* _Work to be completed_:
Your task is to extract every line from the material below exactly.

* _Data entries_:

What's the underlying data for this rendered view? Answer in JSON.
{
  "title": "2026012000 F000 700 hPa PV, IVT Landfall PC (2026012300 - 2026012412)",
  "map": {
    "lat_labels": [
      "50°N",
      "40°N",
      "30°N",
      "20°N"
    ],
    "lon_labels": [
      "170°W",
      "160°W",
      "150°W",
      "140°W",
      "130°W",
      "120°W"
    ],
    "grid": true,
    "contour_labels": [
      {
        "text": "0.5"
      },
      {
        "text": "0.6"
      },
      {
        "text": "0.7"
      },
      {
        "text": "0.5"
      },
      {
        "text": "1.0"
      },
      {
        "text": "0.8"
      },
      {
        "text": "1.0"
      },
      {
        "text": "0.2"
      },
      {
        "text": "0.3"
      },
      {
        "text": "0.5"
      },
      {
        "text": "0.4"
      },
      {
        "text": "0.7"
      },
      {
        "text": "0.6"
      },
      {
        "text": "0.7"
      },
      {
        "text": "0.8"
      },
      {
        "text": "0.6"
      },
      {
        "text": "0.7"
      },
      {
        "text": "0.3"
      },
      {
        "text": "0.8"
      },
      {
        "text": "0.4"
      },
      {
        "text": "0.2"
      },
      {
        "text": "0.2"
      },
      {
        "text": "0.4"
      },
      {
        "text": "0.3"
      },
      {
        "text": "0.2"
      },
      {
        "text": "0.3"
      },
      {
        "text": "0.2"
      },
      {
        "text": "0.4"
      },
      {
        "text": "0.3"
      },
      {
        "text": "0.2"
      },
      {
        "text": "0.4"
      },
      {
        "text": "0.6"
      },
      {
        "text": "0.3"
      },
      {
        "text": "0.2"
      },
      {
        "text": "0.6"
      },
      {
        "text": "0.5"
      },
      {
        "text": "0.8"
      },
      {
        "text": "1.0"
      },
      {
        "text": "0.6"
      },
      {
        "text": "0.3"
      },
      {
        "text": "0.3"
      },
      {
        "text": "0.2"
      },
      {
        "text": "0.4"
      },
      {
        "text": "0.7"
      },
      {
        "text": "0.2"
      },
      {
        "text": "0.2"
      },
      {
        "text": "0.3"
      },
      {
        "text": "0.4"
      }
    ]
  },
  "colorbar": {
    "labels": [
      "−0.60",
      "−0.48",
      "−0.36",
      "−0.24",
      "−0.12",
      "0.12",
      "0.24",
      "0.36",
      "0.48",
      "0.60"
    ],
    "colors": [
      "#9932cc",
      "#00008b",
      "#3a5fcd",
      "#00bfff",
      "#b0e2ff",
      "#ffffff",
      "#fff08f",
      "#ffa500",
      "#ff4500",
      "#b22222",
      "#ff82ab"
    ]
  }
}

* _Reply to the task_:
What's the underlying data for this rendered view? Answer in JSON.
{
  "title": "2026012000 F000 700 hPa PV, IVT Landfall PC (2026012300 - 2026012412)",
  "map": {
    "lat_labels": [
      "50°N",
      "40°N",
      "30°N",
      "20°N"
    ],
    "lon_labels": [
      "170°W",
      "160°W",
      "150°W",
      "140°W",
      "130°W",
      "120°W"
    ],
    "grid": true,
    "contour_labels": [
      {
        "text": "0.5"
      },
      {
        "text": "0.6"
      },
      {
        "text": "0.7"
      },
      {
        "text": "0.5"
      },
      {
        "text": "1.0"
      },
      {
        "text": "0.8"
      },
      {
        "text": "1.0"
      },
      {
        "text": "0.2"
      },
      {
        "text": "0.3"
      },
      {
        "text": "0.5"
      },
      {
        "text": "0.4"
      },
      {
        "text": "0.7"
      },
      {
        "text": "0.6"
      },
      {
        "text": "0.7"
      },
      {
        "text": "0.8"
      },
      {
        "text": "0.6"
      },
      {
        "text": "0.7"
      },
      {
        "text": "0.3"
      },
      {
        "text": "0.8"
      },
      {
        "text": "0.4"
      },
      {
        "text": "0.2"
      },
      {
        "text": "0.2"
      },
      {
        "text": "0.4"
      },
      {
        "text": "0.3"
      },
      {
        "text": "0.2"
      },
      {
        "text": "0.3"
      },
      {
        "text": "0.2"
      },
      {
        "text": "0.4"
      },
      {
        "text": "0.3"
      },
      {
        "text": "0.2"
      },
      {
        "text": "0.4"
      },
      {
        "text": "0.6"
      },
      {
        "text": "0.3"
      },
      {
        "text": "0.2"
      },
      {
        "text": "0.6"
      },
      {
        "text": "0.5"
      },
      {
        "text": "0.8"
      },
      {
        "text": "1.0"
      },
      {
        "text": "0.6"
      },
      {
        "text": "0.3"
      },
      {
        "text": "0.3"
      },
      {
        "text": "0.2"
      },
      {
        "text": "0.4"
      },
      {
        "text": "0.7"
      },
      {
        "text": "0.2"
      },
      {
        "text": "0.2"
      },
      {
        "text": "0.3"
      },
      {
        "text": "0.4"
      }
    ]
  },
  "colorbar": {
    "labels": [
      "−0.60",
      "−0.48",
      "−0.36",
      "−0.24",
      "−0.12",
      "0.12",
      "0.24",
      "0.36",
      "0.48",
      "0.60"
    ],
    "colors": [
      "#9932cc",
      "#00008b",
      "#3a5fcd",
      "#00bfff",
      "#b0e2ff",
      "#ffffff",
      "#fff08f",
      "#ffa500",
      "#ff4500",
      "#b22222",
      "#ff82ab"
    ]
  }
}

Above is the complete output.